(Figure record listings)

========================================

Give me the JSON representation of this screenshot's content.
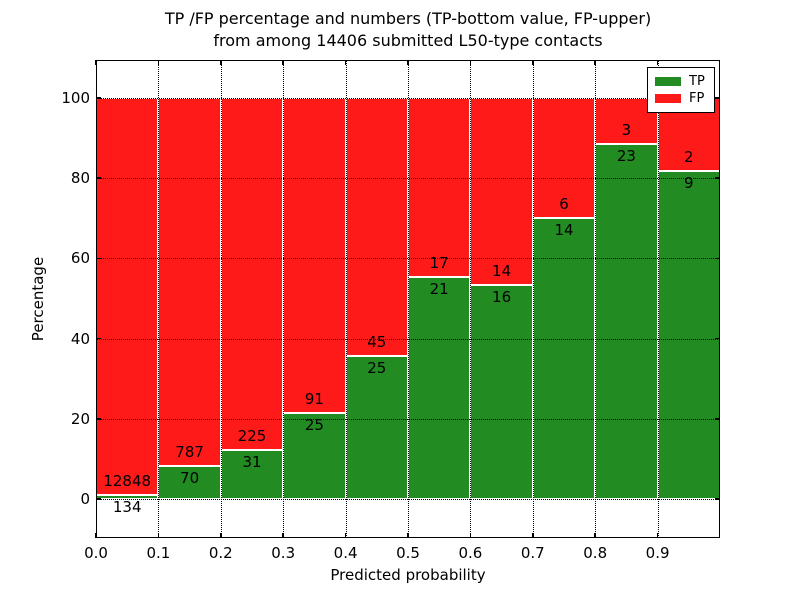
{
  "title": {
    "line1": "TP /FP percentage and numbers (TP-bottom value, FP-upper)",
    "line2": "from among 14406 submitted L50-type contacts"
  },
  "axes": {
    "xlabel": "Predicted probability",
    "ylabel": "Percentage",
    "x_tick_labels": [
      "0.0",
      "0.1",
      "0.2",
      "0.3",
      "0.4",
      "0.5",
      "0.6",
      "0.7",
      "0.8",
      "0.9"
    ],
    "y_tick_labels": [
      "0",
      "20",
      "40",
      "60",
      "80",
      "100"
    ],
    "y_tick_values": [
      0,
      20,
      40,
      60,
      80,
      100
    ]
  },
  "legend": {
    "items": [
      {
        "label": "TP",
        "color": "#228b22"
      },
      {
        "label": "FP",
        "color": "#ff1a1a"
      }
    ]
  },
  "colors": {
    "tp": "#228b22",
    "fp": "#ff1a1a",
    "edge": "#ffffff",
    "grid": "#000000",
    "axis": "#000000",
    "background": "#ffffff"
  },
  "chart_data": {
    "type": "bar",
    "stacked": true,
    "normalized_to_percent": true,
    "title": "TP /FP percentage and numbers (TP-bottom value, FP-upper) from among 14406 submitted L50-type contacts",
    "xlabel": "Predicted probability",
    "ylabel": "Percentage",
    "xlim": [
      0.0,
      1.0
    ],
    "ylim": [
      -10,
      110
    ],
    "bin_width": 0.1,
    "grid": true,
    "legend_position": "upper right",
    "categories": [
      "0.0-0.1",
      "0.1-0.2",
      "0.2-0.3",
      "0.3-0.4",
      "0.4-0.5",
      "0.5-0.6",
      "0.6-0.7",
      "0.7-0.8",
      "0.8-0.9",
      "0.9-1.0"
    ],
    "series": [
      {
        "name": "TP",
        "counts": [
          134,
          70,
          31,
          25,
          25,
          21,
          16,
          14,
          23,
          9
        ]
      },
      {
        "name": "FP",
        "counts": [
          12848,
          787,
          225,
          91,
          45,
          17,
          14,
          6,
          3,
          2
        ]
      }
    ],
    "tp_percent": [
      1.0,
      8.2,
      12.1,
      21.6,
      35.7,
      55.3,
      53.3,
      70.0,
      88.5,
      81.8
    ],
    "total": 14406
  }
}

========================================

Instructions for the task
Without the pictures, extract every entry verbatim.

Response
Give me the JSON representation of this screenshot's content.
{
  "title": {
    "line1": "TP /FP percentage and numbers (TP-bottom value, FP-upper)",
    "line2": "from among 14406 submitted L50-type contacts"
  },
  "axes": {
    "xlabel": "Predicted probability",
    "ylabel": "Percentage",
    "x_tick_labels": [
      "0.0",
      "0.1",
      "0.2",
      "0.3",
      "0.4",
      "0.5",
      "0.6",
      "0.7",
      "0.8",
      "0.9"
    ],
    "y_tick_labels": [
      "0",
      "20",
      "40",
      "60",
      "80",
      "100"
    ],
    "y_tick_values": [
      0,
      20,
      40,
      60,
      80,
      100
    ]
  },
  "legend": {
    "items": [
      {
        "label": "TP",
        "color": "#228b22"
      },
      {
        "label": "FP",
        "color": "#ff1a1a"
      }
    ]
  },
  "colors": {
    "tp": "#228b22",
    "fp": "#ff1a1a",
    "edge": "#ffffff",
    "grid": "#000000",
    "axis": "#000000",
    "background": "#ffffff"
  },
  "chart_data": {
    "type": "bar",
    "stacked": true,
    "normalized_to_percent": true,
    "title": "TP /FP percentage and numbers (TP-bottom value, FP-upper) from among 14406 submitted L50-type contacts",
    "xlabel": "Predicted probability",
    "ylabel": "Percentage",
    "xlim": [
      0.0,
      1.0
    ],
    "ylim": [
      -10,
      110
    ],
    "bin_width": 0.1,
    "grid": true,
    "legend_position": "upper right",
    "categories": [
      "0.0-0.1",
      "0.1-0.2",
      "0.2-0.3",
      "0.3-0.4",
      "0.4-0.5",
      "0.5-0.6",
      "0.6-0.7",
      "0.7-0.8",
      "0.8-0.9",
      "0.9-1.0"
    ],
    "series": [
      {
        "name": "TP",
        "counts": [
          134,
          70,
          31,
          25,
          25,
          21,
          16,
          14,
          23,
          9
        ]
      },
      {
        "name": "FP",
        "counts": [
          12848,
          787,
          225,
          91,
          45,
          17,
          14,
          6,
          3,
          2
        ]
      }
    ],
    "tp_percent": [
      1.0,
      8.2,
      12.1,
      21.6,
      35.7,
      55.3,
      53.3,
      70.0,
      88.5,
      81.8
    ],
    "total": 14406
  }
}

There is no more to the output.